Entries provided —
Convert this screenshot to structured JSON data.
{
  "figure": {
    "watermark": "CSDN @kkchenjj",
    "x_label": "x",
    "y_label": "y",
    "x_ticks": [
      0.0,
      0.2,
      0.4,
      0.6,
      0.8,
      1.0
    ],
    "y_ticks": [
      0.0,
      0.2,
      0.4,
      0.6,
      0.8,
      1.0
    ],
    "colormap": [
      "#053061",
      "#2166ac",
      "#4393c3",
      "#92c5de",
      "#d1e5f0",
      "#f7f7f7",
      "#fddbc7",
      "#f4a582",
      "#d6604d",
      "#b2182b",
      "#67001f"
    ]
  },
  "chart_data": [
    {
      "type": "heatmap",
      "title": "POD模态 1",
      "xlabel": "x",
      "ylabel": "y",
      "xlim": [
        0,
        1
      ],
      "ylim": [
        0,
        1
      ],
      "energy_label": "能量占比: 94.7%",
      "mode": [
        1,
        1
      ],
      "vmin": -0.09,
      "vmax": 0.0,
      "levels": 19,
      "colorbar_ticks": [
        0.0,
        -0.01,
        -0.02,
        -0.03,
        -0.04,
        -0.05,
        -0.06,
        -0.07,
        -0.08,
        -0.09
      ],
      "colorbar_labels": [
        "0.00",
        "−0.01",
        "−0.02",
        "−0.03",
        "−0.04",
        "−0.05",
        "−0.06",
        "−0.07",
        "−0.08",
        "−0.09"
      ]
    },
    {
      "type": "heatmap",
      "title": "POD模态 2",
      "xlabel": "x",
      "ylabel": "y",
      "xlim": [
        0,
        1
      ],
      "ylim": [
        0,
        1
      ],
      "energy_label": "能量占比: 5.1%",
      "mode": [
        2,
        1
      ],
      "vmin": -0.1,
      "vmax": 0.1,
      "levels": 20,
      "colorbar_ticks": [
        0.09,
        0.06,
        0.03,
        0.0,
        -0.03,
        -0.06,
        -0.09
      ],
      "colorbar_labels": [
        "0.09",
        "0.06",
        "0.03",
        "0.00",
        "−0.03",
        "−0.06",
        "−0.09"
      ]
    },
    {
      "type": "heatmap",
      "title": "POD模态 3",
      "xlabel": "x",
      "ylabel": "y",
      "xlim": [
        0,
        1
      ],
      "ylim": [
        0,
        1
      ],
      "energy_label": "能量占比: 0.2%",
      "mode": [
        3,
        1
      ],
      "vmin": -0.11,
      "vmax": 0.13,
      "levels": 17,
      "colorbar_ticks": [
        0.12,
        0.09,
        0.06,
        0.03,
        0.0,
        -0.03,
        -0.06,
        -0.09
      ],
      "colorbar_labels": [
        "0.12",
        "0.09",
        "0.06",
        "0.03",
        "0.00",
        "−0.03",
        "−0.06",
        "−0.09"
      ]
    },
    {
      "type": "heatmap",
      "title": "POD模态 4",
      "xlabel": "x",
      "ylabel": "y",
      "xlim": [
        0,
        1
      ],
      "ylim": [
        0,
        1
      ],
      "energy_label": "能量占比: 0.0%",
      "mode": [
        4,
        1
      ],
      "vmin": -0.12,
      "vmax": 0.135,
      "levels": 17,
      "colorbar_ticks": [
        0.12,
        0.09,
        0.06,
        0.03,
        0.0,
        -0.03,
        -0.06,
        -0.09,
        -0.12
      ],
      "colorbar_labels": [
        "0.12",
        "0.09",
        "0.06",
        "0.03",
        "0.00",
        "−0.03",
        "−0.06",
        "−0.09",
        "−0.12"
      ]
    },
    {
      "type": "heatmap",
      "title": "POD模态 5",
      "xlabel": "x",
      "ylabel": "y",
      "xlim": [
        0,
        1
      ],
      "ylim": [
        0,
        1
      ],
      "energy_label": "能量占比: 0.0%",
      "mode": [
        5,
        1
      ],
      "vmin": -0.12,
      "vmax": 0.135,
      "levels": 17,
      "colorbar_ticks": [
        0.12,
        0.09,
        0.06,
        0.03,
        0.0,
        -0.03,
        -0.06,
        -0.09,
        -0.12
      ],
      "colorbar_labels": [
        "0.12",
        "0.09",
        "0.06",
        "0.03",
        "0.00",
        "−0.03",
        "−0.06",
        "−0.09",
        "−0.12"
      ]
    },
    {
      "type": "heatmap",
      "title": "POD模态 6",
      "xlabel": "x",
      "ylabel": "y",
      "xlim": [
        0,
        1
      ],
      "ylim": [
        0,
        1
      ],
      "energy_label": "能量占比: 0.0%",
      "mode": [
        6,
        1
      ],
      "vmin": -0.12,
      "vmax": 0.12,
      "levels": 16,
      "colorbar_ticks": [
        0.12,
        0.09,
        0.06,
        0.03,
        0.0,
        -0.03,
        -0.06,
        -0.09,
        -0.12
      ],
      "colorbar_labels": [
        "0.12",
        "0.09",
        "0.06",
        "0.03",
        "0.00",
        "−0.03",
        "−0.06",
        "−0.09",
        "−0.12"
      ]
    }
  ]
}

Stated exercise — Set every line of the listing down word for word.

Solution —
Convert this screenshot to structured JSON data.
{
  "figure": {
    "watermark": "CSDN @kkchenjj",
    "x_label": "x",
    "y_label": "y",
    "x_ticks": [
      0.0,
      0.2,
      0.4,
      0.6,
      0.8,
      1.0
    ],
    "y_ticks": [
      0.0,
      0.2,
      0.4,
      0.6,
      0.8,
      1.0
    ],
    "colormap": [
      "#053061",
      "#2166ac",
      "#4393c3",
      "#92c5de",
      "#d1e5f0",
      "#f7f7f7",
      "#fddbc7",
      "#f4a582",
      "#d6604d",
      "#b2182b",
      "#67001f"
    ]
  },
  "chart_data": [
    {
      "type": "heatmap",
      "title": "POD模态 1",
      "xlabel": "x",
      "ylabel": "y",
      "xlim": [
        0,
        1
      ],
      "ylim": [
        0,
        1
      ],
      "energy_label": "能量占比: 94.7%",
      "mode": [
        1,
        1
      ],
      "vmin": -0.09,
      "vmax": 0.0,
      "levels": 19,
      "colorbar_ticks": [
        0.0,
        -0.01,
        -0.02,
        -0.03,
        -0.04,
        -0.05,
        -0.06,
        -0.07,
        -0.08,
        -0.09
      ],
      "colorbar_labels": [
        "0.00",
        "−0.01",
        "−0.02",
        "−0.03",
        "−0.04",
        "−0.05",
        "−0.06",
        "−0.07",
        "−0.08",
        "−0.09"
      ]
    },
    {
      "type": "heatmap",
      "title": "POD模态 2",
      "xlabel": "x",
      "ylabel": "y",
      "xlim": [
        0,
        1
      ],
      "ylim": [
        0,
        1
      ],
      "energy_label": "能量占比: 5.1%",
      "mode": [
        2,
        1
      ],
      "vmin": -0.1,
      "vmax": 0.1,
      "levels": 20,
      "colorbar_ticks": [
        0.09,
        0.06,
        0.03,
        0.0,
        -0.03,
        -0.06,
        -0.09
      ],
      "colorbar_labels": [
        "0.09",
        "0.06",
        "0.03",
        "0.00",
        "−0.03",
        "−0.06",
        "−0.09"
      ]
    },
    {
      "type": "heatmap",
      "title": "POD模态 3",
      "xlabel": "x",
      "ylabel": "y",
      "xlim": [
        0,
        1
      ],
      "ylim": [
        0,
        1
      ],
      "energy_label": "能量占比: 0.2%",
      "mode": [
        3,
        1
      ],
      "vmin": -0.11,
      "vmax": 0.13,
      "levels": 17,
      "colorbar_ticks": [
        0.12,
        0.09,
        0.06,
        0.03,
        0.0,
        -0.03,
        -0.06,
        -0.09
      ],
      "colorbar_labels": [
        "0.12",
        "0.09",
        "0.06",
        "0.03",
        "0.00",
        "−0.03",
        "−0.06",
        "−0.09"
      ]
    },
    {
      "type": "heatmap",
      "title": "POD模态 4",
      "xlabel": "x",
      "ylabel": "y",
      "xlim": [
        0,
        1
      ],
      "ylim": [
        0,
        1
      ],
      "energy_label": "能量占比: 0.0%",
      "mode": [
        4,
        1
      ],
      "vmin": -0.12,
      "vmax": 0.135,
      "levels": 17,
      "colorbar_ticks": [
        0.12,
        0.09,
        0.06,
        0.03,
        0.0,
        -0.03,
        -0.06,
        -0.09,
        -0.12
      ],
      "colorbar_labels": [
        "0.12",
        "0.09",
        "0.06",
        "0.03",
        "0.00",
        "−0.03",
        "−0.06",
        "−0.09",
        "−0.12"
      ]
    },
    {
      "type": "heatmap",
      "title": "POD模态 5",
      "xlabel": "x",
      "ylabel": "y",
      "xlim": [
        0,
        1
      ],
      "ylim": [
        0,
        1
      ],
      "energy_label": "能量占比: 0.0%",
      "mode": [
        5,
        1
      ],
      "vmin": -0.12,
      "vmax": 0.135,
      "levels": 17,
      "colorbar_ticks": [
        0.12,
        0.09,
        0.06,
        0.03,
        0.0,
        -0.03,
        -0.06,
        -0.09,
        -0.12
      ],
      "colorbar_labels": [
        "0.12",
        "0.09",
        "0.06",
        "0.03",
        "0.00",
        "−0.03",
        "−0.06",
        "−0.09",
        "−0.12"
      ]
    },
    {
      "type": "heatmap",
      "title": "POD模态 6",
      "xlabel": "x",
      "ylabel": "y",
      "xlim": [
        0,
        1
      ],
      "ylim": [
        0,
        1
      ],
      "energy_label": "能量占比: 0.0%",
      "mode": [
        6,
        1
      ],
      "vmin": -0.12,
      "vmax": 0.12,
      "levels": 16,
      "colorbar_ticks": [
        0.12,
        0.09,
        0.06,
        0.03,
        0.0,
        -0.03,
        -0.06,
        -0.09,
        -0.12
      ],
      "colorbar_labels": [
        "0.12",
        "0.09",
        "0.06",
        "0.03",
        "0.00",
        "−0.03",
        "−0.06",
        "−0.09",
        "−0.12"
      ]
    }
  ]
}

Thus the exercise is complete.